■ PROVIDED INFORMATION:
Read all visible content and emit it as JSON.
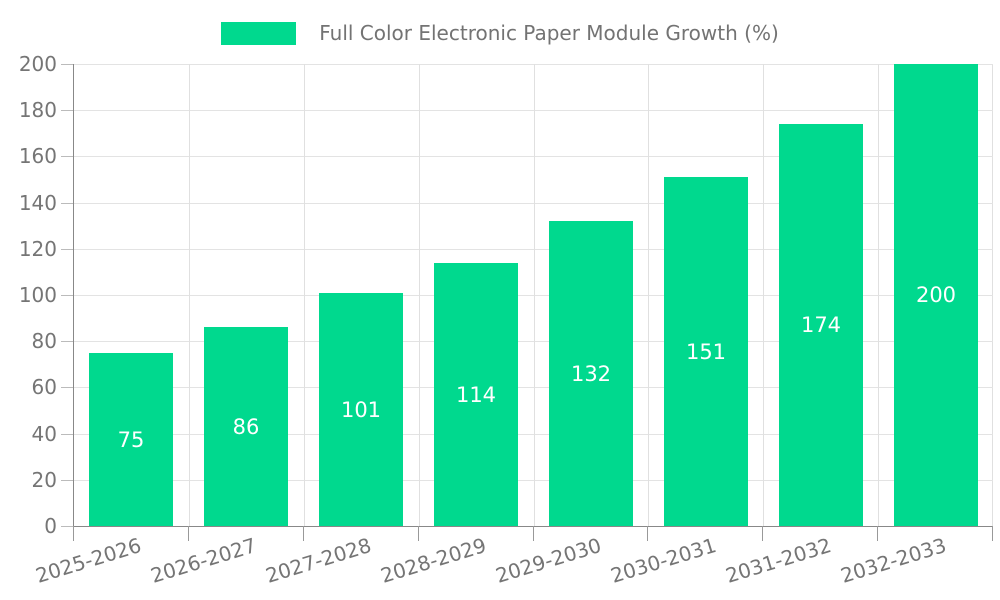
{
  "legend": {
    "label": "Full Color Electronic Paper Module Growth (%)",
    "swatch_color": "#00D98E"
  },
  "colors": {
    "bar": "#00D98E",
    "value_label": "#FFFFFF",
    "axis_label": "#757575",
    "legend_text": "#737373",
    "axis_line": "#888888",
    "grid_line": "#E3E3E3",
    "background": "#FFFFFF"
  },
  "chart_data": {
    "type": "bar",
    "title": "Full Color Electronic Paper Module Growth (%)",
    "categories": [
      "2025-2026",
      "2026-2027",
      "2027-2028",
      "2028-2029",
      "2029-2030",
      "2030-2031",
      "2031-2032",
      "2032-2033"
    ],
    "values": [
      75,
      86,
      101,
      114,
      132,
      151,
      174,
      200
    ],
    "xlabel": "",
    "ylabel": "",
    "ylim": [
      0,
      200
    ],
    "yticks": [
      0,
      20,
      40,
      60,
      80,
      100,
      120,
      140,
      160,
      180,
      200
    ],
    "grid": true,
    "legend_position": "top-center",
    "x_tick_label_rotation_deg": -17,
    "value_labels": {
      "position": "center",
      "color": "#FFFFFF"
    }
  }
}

■ THE REQUEST:
Extract each line from the entries above that contains the string "Growth".

■ FINISHED ANSWER:
    "label": "Full Color Electronic Paper Module Growth (%)",
    "title": "Full Color Electronic Paper Module Growth (%)",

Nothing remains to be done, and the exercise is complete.